* Source records *
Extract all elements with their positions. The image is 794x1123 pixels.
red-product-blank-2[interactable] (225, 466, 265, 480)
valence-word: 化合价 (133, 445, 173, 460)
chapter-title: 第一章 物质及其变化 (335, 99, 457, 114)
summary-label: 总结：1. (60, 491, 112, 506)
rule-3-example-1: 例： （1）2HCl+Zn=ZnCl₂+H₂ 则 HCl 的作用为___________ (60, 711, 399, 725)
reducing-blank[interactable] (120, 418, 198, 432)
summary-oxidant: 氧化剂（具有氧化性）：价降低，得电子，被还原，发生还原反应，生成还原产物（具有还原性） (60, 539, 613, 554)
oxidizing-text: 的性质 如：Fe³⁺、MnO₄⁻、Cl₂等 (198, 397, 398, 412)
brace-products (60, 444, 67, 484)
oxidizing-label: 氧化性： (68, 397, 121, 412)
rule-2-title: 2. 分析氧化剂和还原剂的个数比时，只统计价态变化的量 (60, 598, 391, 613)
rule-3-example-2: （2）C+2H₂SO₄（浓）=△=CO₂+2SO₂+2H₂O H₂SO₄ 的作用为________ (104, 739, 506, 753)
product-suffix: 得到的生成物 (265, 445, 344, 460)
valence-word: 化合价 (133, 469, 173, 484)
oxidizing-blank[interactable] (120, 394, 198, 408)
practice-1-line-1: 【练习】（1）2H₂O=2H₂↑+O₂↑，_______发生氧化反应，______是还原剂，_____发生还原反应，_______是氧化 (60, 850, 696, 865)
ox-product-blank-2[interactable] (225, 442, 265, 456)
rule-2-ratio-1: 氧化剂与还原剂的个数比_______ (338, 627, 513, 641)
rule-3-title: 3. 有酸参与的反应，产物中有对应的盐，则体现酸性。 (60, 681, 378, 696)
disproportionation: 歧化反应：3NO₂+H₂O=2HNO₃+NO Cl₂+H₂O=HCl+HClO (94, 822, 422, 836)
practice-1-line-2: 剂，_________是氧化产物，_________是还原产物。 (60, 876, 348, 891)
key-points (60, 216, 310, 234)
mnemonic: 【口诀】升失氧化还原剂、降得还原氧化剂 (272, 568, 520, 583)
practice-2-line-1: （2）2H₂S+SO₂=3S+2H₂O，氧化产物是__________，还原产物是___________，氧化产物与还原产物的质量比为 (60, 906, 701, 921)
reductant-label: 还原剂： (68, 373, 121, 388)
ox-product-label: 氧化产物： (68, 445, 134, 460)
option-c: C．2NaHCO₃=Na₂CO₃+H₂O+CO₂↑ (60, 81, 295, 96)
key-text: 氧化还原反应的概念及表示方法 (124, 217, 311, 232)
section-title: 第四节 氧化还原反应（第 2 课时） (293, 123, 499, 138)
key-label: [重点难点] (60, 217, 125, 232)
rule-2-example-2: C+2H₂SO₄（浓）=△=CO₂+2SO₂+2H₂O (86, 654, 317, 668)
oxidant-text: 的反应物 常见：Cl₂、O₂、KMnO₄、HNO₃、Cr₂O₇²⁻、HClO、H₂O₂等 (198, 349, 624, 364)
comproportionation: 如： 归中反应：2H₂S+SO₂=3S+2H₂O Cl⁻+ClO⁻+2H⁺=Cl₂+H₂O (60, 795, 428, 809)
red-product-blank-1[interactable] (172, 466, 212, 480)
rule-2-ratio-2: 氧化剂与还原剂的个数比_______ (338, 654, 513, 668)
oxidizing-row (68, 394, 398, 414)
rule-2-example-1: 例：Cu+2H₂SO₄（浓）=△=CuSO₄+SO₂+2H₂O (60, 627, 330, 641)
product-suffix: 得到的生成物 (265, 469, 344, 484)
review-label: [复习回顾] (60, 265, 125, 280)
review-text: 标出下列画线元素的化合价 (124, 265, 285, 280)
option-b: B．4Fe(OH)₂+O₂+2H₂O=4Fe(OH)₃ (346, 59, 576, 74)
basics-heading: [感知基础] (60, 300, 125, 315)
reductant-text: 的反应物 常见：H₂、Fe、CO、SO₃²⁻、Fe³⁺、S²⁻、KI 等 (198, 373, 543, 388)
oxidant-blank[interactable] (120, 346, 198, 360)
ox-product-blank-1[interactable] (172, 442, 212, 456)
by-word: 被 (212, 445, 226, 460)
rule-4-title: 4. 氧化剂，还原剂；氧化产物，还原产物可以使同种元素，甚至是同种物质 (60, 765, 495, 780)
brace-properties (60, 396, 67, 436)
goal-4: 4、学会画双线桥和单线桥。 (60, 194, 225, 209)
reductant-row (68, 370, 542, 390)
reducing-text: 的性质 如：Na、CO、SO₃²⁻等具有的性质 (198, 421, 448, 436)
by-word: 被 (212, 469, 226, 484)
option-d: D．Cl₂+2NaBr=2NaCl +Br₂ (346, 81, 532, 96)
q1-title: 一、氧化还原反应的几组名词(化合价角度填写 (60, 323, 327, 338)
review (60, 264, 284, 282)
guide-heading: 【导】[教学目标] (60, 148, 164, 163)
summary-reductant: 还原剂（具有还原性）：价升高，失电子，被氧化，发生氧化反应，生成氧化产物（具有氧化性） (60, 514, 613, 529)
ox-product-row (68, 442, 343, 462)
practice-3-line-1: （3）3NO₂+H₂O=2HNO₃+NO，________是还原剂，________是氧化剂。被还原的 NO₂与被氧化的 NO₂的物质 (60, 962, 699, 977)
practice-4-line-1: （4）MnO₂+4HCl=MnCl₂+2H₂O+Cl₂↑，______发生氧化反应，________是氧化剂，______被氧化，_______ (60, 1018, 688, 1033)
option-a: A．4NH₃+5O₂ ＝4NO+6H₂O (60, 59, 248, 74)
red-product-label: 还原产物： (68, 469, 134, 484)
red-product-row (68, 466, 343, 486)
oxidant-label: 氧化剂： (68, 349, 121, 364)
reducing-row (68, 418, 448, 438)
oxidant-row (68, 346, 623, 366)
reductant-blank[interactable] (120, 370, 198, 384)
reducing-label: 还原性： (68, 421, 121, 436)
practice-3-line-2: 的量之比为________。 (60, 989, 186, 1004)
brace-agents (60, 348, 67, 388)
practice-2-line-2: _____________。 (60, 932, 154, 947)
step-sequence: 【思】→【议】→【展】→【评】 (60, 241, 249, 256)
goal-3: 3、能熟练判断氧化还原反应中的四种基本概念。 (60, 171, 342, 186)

* Instruction *
Begin at the first line and stop after the line that contains "539, 613, 554)". Change "chapter-title" to "chapter-heading" in those lines and reproduce them otherwise unchanged.

* Written answer *
Extract all elements with their positions. The image is 794x1123 pixels.
red-product-blank-2[interactable] (225, 466, 265, 480)
valence-word: 化合价 (133, 445, 173, 460)
chapter-heading: 第一章 物质及其变化 (335, 99, 457, 114)
summary-label: 总结：1. (60, 491, 112, 506)
rule-3-example-1: 例： （1）2HCl+Zn=ZnCl₂+H₂ 则 HCl 的作用为___________ (60, 711, 399, 725)
reducing-blank[interactable] (120, 418, 198, 432)
summary-oxidant: 氧化剂（具有氧化性）：价降低，得电子，被还原，发生还原反应，生成还原产物（具有还原性） (60, 539, 613, 554)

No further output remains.